#### [SELECTED PASSAGE]
══════════
Introduction Androgenetic alopecia (AGA) is the most common form of hair loss in humans, affecting almost 50% of men throughout their lifetime. A link between male pattern baldness and androgens has previously been documented. Clinical observations and histopathological findings have shown that AGA is a process dependent on dihydrotestosterone (DHT) with continuous miniaturisation of sensitive hair follicles. As most male patients with AGA have normal circulating androgen levels, a local imbalance of DHT and androgen hypersensitivity in balding vs non-balding scalps are considered to be the main pathogenic factors [1]. BPH is the most common benign neoplasm in men, affecting >70% of men aged P70 years with or without obstructive symptoms [2]. Epidemiological study has shown that elevated free PSA levels, heart disease, and the use of b-blocker medications increase the risk of BPH [3]. The prostate gland depends on stimulation of androgens, in particular DHT, for its development and growth, and BPH predominantly involves the stromal compartment of the gland. DHT is converted from testosterone by 5a-reductase in prostatic stromal and basal cells, with type 2 5a-reductase being the predominant isozyme. The role of androgens in the pathogenesis of human BPH is debated, but they undoubtedly play at least a permissive role. Although not elevated in BPH, DHT levels in the prostate remain at a normal level with ageing, despite a decrease in plasma testosterone [4]. AGA and BPH are both androgen-dependent disorders, displaying in situ high levels of DHT with a good therapeutic response to finasteride. The growth and development of hair follicles and the prostate gland are both dependent on the interaction between mesoderm (hair dermal papilla vs prostatic stroma) and ectoderm (outer root sheath keratinocytes vs prostatic epithelium) [5]. On the basis of similar androgenresponding tissue growth and disease pathogenesis, as well as therapeutic experience, speculation has arisen as to the association between AGA and BPH. Several studies have shown a relationship between both conditions, such as those of Arias-Santiago et al. [6] and

Kaplan [7], while Dastgheib et al. [8] found there was no relationship between AGA, PSA level, IPSS, and prostate volume. Previous studies have shown a positive association between male pattern baldness and insulin resistance, metabolic syndrome, and hypertension [9,10]. It has also been postulated that baldness is linked to cardiovascular disease (CVD) by mechanisms, such as hyperinsulinaemia, chronic inflammation, and increased peripheral sensitivity to androgens. The main objective of the present study was to evaluate the incidence of BPH and metabolic syndrome in patients with AGA in comparison with control subjects with no AGA.
══════════
#### [RECORDED INFORMATION]
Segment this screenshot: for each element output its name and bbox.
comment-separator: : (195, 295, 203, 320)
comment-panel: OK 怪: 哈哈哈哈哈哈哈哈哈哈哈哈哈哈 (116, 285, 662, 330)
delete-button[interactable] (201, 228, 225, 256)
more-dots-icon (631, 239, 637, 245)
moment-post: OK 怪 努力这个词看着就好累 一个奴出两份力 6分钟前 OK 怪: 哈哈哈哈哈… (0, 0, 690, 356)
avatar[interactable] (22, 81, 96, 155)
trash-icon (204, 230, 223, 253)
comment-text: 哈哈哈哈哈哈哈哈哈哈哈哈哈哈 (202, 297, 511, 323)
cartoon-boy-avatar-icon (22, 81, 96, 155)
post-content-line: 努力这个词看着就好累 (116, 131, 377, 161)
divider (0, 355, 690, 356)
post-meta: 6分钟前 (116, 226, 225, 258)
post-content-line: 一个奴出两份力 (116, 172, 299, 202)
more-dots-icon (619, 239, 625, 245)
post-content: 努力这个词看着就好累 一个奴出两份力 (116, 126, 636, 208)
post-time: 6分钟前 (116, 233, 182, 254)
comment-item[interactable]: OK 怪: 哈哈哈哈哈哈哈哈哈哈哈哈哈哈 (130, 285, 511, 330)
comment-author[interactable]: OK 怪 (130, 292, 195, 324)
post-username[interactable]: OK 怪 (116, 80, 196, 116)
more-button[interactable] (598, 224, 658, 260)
══════════
#### [REQUIRED ACTION]
In the introduction on hair loss and prostate enlargement, what share of men does androgenetic alopecia affect over their lifetime? You can set the material aside; it isn't needed here.

#### [SOLUTION BELOW]
Almost 50% of men.